[TASK DESCRIPTION]:
Collect all the lines that mention the word "color".
=====
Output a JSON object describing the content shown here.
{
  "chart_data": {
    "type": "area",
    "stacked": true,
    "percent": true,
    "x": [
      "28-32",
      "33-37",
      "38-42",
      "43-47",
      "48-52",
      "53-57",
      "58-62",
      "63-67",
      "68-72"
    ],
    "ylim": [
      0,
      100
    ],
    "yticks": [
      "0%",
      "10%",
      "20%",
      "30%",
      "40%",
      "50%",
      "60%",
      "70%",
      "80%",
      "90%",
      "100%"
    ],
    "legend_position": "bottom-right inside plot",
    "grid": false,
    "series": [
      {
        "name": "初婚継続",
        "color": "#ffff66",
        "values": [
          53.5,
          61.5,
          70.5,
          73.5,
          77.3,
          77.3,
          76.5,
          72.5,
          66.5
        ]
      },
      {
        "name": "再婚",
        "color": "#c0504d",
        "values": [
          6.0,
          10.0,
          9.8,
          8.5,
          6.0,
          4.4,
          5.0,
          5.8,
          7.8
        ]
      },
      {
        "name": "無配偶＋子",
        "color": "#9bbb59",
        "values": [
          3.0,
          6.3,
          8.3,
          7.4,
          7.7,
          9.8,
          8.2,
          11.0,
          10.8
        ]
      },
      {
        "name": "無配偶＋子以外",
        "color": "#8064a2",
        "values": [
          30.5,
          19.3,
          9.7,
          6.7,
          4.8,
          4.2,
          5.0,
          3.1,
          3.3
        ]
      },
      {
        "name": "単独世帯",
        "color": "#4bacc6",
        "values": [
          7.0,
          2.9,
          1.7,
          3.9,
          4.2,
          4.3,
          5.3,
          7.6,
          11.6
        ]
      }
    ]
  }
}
=====
[SOLUTION TO THE EXERCISE]:
        "color": "#ffff66",
        "color": "#c0504d",
        "color": "#9bbb59",
        "color": "#8064a2",
        "color": "#4bacc6",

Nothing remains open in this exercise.